* EXERCISE REQUIREMENTS
Write out all of the lines below, exactly and completely.

* RECORDED DATA
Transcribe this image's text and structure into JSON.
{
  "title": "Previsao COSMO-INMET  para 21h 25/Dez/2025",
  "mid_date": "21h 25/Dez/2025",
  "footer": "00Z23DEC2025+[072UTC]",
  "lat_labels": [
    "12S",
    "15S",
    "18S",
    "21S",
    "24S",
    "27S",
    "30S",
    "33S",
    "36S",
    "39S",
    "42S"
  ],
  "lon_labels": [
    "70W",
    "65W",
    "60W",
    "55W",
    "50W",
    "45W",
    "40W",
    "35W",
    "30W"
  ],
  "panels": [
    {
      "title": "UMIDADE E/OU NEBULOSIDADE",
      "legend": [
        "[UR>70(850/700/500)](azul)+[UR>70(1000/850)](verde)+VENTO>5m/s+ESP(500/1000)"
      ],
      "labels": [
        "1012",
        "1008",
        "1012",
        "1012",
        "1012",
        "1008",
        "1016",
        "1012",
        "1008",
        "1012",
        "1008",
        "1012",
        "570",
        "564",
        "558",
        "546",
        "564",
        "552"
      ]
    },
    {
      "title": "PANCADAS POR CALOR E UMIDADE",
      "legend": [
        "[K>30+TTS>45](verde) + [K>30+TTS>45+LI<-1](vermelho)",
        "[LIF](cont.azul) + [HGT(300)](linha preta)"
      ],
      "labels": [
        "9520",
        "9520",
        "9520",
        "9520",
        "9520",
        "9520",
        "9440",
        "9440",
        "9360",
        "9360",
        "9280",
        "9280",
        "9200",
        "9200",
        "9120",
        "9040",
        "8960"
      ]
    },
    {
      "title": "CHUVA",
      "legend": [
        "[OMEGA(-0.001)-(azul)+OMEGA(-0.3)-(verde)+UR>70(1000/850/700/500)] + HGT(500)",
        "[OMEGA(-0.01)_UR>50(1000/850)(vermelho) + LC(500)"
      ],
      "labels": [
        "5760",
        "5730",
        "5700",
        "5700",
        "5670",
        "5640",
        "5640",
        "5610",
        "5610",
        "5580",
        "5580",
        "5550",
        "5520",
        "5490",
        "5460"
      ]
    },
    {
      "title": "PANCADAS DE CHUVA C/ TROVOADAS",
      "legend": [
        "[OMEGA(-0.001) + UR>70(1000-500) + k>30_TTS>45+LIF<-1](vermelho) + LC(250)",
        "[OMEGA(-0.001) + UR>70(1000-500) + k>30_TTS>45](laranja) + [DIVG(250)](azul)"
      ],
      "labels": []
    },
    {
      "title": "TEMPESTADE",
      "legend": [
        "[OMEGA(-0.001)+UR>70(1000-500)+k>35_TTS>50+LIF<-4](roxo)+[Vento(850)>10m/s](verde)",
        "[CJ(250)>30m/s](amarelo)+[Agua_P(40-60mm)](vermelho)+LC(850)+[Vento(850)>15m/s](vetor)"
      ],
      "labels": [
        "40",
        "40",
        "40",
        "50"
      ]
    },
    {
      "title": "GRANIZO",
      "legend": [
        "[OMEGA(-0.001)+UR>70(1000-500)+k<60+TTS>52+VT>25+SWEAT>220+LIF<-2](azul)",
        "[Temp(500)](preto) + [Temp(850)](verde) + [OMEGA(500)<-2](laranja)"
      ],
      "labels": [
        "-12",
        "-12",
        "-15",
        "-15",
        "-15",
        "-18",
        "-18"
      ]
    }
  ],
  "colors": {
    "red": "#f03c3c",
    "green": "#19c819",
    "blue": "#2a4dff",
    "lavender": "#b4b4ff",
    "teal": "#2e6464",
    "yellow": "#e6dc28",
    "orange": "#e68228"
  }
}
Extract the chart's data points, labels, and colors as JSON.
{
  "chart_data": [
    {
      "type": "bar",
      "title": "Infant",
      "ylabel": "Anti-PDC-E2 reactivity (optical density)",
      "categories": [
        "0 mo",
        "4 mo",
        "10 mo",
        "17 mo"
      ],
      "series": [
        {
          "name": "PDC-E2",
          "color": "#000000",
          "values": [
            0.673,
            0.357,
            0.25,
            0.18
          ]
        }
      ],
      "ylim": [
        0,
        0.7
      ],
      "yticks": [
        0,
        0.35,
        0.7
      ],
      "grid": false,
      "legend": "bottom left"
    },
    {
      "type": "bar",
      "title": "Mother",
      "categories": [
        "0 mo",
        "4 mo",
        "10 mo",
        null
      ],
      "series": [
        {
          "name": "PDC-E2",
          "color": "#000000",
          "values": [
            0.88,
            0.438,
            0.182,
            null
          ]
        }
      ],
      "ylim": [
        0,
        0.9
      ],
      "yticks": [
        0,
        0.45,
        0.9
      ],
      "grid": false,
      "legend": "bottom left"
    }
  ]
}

* COMPLETE RESPONSE
Transcribe this image's text and structure into JSON.
{
  "title": "Previsao COSMO-INMET  para 21h 25/Dez/2025",
  "mid_date": "21h 25/Dez/2025",
  "footer": "00Z23DEC2025+[072UTC]",
  "lat_labels": [
    "12S",
    "15S",
    "18S",
    "21S",
    "24S",
    "27S",
    "30S",
    "33S",
    "36S",
    "39S",
    "42S"
  ],
  "lon_labels": [
    "70W",
    "65W",
    "60W",
    "55W",
    "50W",
    "45W",
    "40W",
    "35W",
    "30W"
  ],
  "panels": [
    {
      "title": "UMIDADE E/OU NEBULOSIDADE",
      "legend": [
        "[UR>70(850/700/500)](azul)+[UR>70(1000/850)](verde)+VENTO>5m/s+ESP(500/1000)"
      ],
      "labels": [
        "1012",
        "1008",
        "1012",
        "1012",
        "1012",
        "1008",
        "1016",
        "1012",
        "1008",
        "1012",
        "1008",
        "1012",
        "570",
        "564",
        "558",
        "546",
        "564",
        "552"
      ]
    },
    {
      "title": "PANCADAS POR CALOR E UMIDADE",
      "legend": [
        "[K>30+TTS>45](verde) + [K>30+TTS>45+LI<-1](vermelho)",
        "[LIF](cont.azul) + [HGT(300)](linha preta)"
      ],
      "labels": [
        "9520",
        "9520",
        "9520",
        "9520",
        "9520",
        "9520",
        "9440",
        "9440",
        "9360",
        "9360",
        "9280",
        "9280",
        "9200",
        "9200",
        "9120",
        "9040",
        "8960"
      ]
    },
    {
      "title": "CHUVA",
      "legend": [
        "[OMEGA(-0.001)-(azul)+OMEGA(-0.3)-(verde)+UR>70(1000/850/700/500)] + HGT(500)",
        "[OMEGA(-0.01)_UR>50(1000/850)(vermelho) + LC(500)"
      ],
      "labels": [
        "5760",
        "5730",
        "5700",
        "5700",
        "5670",
        "5640",
        "5640",
        "5610",
        "5610",
        "5580",
        "5580",
        "5550",
        "5520",
        "5490",
        "5460"
      ]
    },
    {
      "title": "PANCADAS DE CHUVA C/ TROVOADAS",
      "legend": [
        "[OMEGA(-0.001) + UR>70(1000-500) + k>30_TTS>45+LIF<-1](vermelho) + LC(250)",
        "[OMEGA(-0.001) + UR>70(1000-500) + k>30_TTS>45](laranja) + [DIVG(250)](azul)"
      ],
      "labels": []
    },
    {
      "title": "TEMPESTADE",
      "legend": [
        "[OMEGA(-0.001)+UR>70(1000-500)+k>35_TTS>50+LIF<-4](roxo)+[Vento(850)>10m/s](verde)",
        "[CJ(250)>30m/s](amarelo)+[Agua_P(40-60mm)](vermelho)+LC(850)+[Vento(850)>15m/s](vetor)"
      ],
      "labels": [
        "40",
        "40",
        "40",
        "50"
      ]
    },
    {
      "title": "GRANIZO",
      "legend": [
        "[OMEGA(-0.001)+UR>70(1000-500)+k<60+TTS>52+VT>25+SWEAT>220+LIF<-2](azul)",
        "[Temp(500)](preto) + [Temp(850)](verde) + [OMEGA(500)<-2](laranja)"
      ],
      "labels": [
        "-12",
        "-12",
        "-15",
        "-15",
        "-15",
        "-18",
        "-18"
      ]
    }
  ],
  "colors": {
    "red": "#f03c3c",
    "green": "#19c819",
    "blue": "#2a4dff",
    "lavender": "#b4b4ff",
    "teal": "#2e6464",
    "yellow": "#e6dc28",
    "orange": "#e68228"
  }
}
Extract the chart's data points, labels, and colors as JSON.
{
  "chart_data": [
    {
      "type": "bar",
      "title": "Infant",
      "ylabel": "Anti-PDC-E2 reactivity (optical density)",
      "categories": [
        "0 mo",
        "4 mo",
        "10 mo",
        "17 mo"
      ],
      "series": [
        {
          "name": "PDC-E2",
          "color": "#000000",
          "values": [
            0.673,
            0.357,
            0.25,
            0.18
          ]
        }
      ],
      "ylim": [
        0,
        0.7
      ],
      "yticks": [
        0,
        0.35,
        0.7
      ],
      "grid": false,
      "legend": "bottom left"
    },
    {
      "type": "bar",
      "title": "Mother",
      "categories": [
        "0 mo",
        "4 mo",
        "10 mo",
        null
      ],
      "series": [
        {
          "name": "PDC-E2",
          "color": "#000000",
          "values": [
            0.88,
            0.438,
            0.182,
            null
          ]
        }
      ],
      "ylim": [
        0,
        0.9
      ],
      "yticks": [
        0,
        0.45,
        0.9
      ],
      "grid": false,
      "legend": "bottom left"
    }
  ]
}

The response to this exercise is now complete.